* **Brief**
Output every entry exactly as written, but omit the pictures.

___ Information given ___

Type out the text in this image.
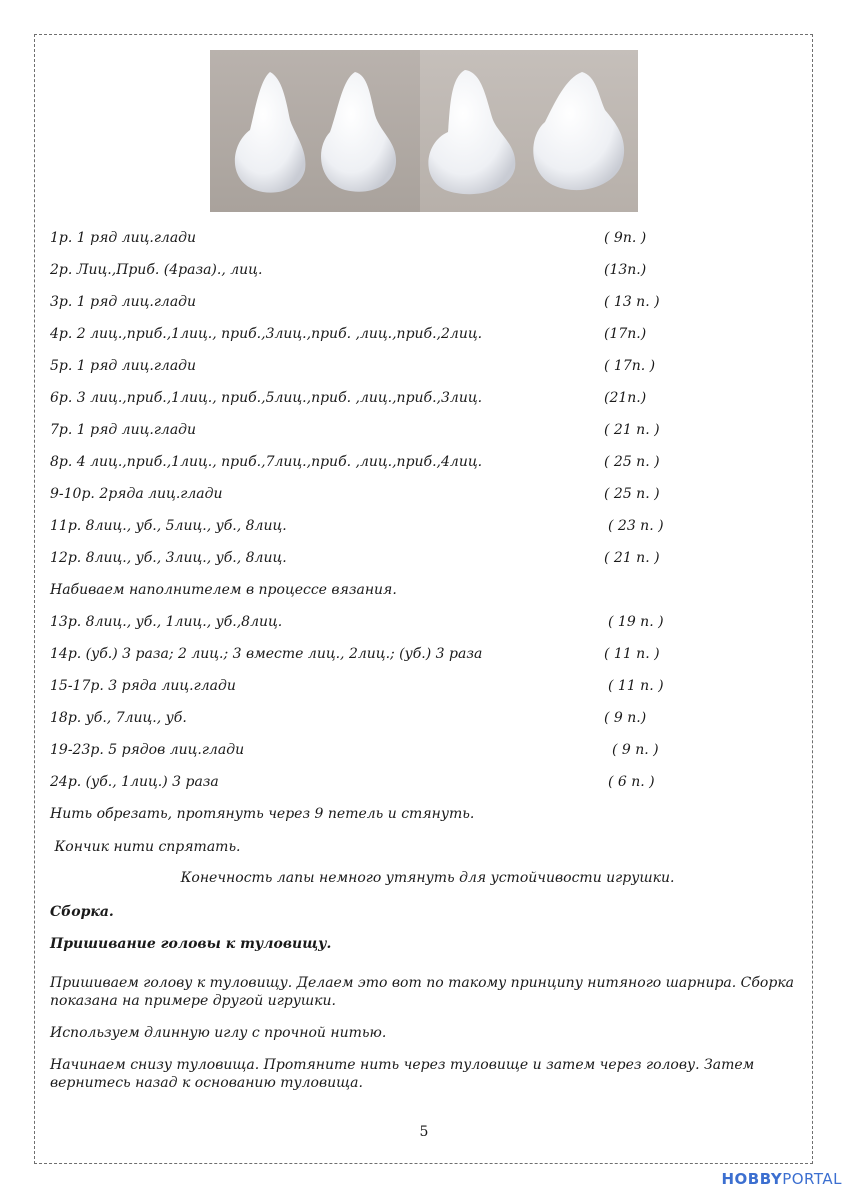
1р. 1 ряд лиц.глади	( 9п. )
2р. Лиц.,Приб. (4раза)., лиц.	(13п.)
3р. 1 ряд лиц.глади	( 13 п. )
4р. 2 лиц.,приб.,1лиц., приб.,3лиц.,приб. ,лиц.,приб.,2лиц.	(17п.)
5р. 1 ряд лиц.глади	( 17п. )
6р. 3 лиц.,приб.,1лиц., приб.,5лиц.,приб. ,лиц.,приб.,3лиц.	(21п.)
7р. 1 ряд лиц.глади	( 21 п. )
8р. 4 лиц.,приб.,1лиц., приб.,7лиц.,приб. ,лиц.,приб.,4лиц.	( 25 п. )
9-10р. 2ряда лиц.глади	( 25 п. )
11р. 8лиц., уб., 5лиц., уб., 8лиц.	( 23 п. )
12р. 8лиц., уб., 3лиц., уб., 8лиц.	( 21 п. )
Набиваем наполнителем в процессе вязания.
13р. 8лиц., уб., 1лиц., уб.,8лиц.	( 19 п. )
14р. (уб.) 3 раза; 2 лиц.; 3 вместе лиц., 2лиц.; (уб.) 3 раза	( 11 п. )
15-17р. 3 ряда лиц.глади	( 11 п. )
18р. уб., 7лиц., уб.	( 9 п.)
19-23р. 5 рядов лиц.глади	( 9 п. )
24р. (уб., 1лиц.) 3 раза	( 6 п. )
Нить обрезать, протянуть через 9 петель и стянуть.
Кончик нити спрятать.
Конечность лапы немного утянуть для устойчивости игрушки.
Сборка.
Пришивание головы к туловищу.
Пришиваем голову к туловищу. Делаем это вот по такому принципу нитяного шарнира. Сборка показана на примере другой игрушки.
Используем длинную иглу с прочной нитью.
Начинаем снизу туловища. Протяните нить через туловище и затем через голову. Затем вернитесь назад к основанию туловища.
5
HOBBYPORTAL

___

* **Worked solution**
Type out the text in this image.
1р. 1 ряд лиц.глади	( 9п. )
2р. Лиц.,Приб. (4раза)., лиц.	(13п.)
3р. 1 ряд лиц.глади	( 13 п. )
4р. 2 лиц.,приб.,1лиц., приб.,3лиц.,приб. ,лиц.,приб.,2лиц.	(17п.)
5р. 1 ряд лиц.глади	( 17п. )
6р. 3 лиц.,приб.,1лиц., приб.,5лиц.,приб. ,лиц.,приб.,3лиц.	(21п.)
7р. 1 ряд лиц.глади	( 21 п. )
8р. 4 лиц.,приб.,1лиц., приб.,7лиц.,приб. ,лиц.,приб.,4лиц.	( 25 п. )
9-10р. 2ряда лиц.глади	( 25 п. )
11р. 8лиц., уб., 5лиц., уб., 8лиц.	( 23 п. )
12р. 8лиц., уб., 3лиц., уб., 8лиц.	( 21 п. )
Набиваем наполнителем в процессе вязания.
13р. 8лиц., уб., 1лиц., уб.,8лиц.	( 19 п. )
14р. (уб.) 3 раза; 2 лиц.; 3 вместе лиц., 2лиц.; (уб.) 3 раза	( 11 п. )
15-17р. 3 ряда лиц.глади	( 11 п. )
18р. уб., 7лиц., уб.	( 9 п.)
19-23р. 5 рядов лиц.глади	( 9 п. )
24р. (уб., 1лиц.) 3 раза	( 6 п. )
Нить обрезать, протянуть через 9 петель и стянуть.
Кончик нити спрятать.
Конечность лапы немного утянуть для устойчивости игрушки.
Сборка.
Пришивание головы к туловищу.
Пришиваем голову к туловищу. Делаем это вот по такому принципу нитяного шарнира. Сборка показана на примере другой игрушки.
Используем длинную иглу с прочной нитью.
Начинаем снизу туловища. Протяните нить через туловище и затем через голову. Затем вернитесь назад к основанию туловища.
5
HOBBYPORTAL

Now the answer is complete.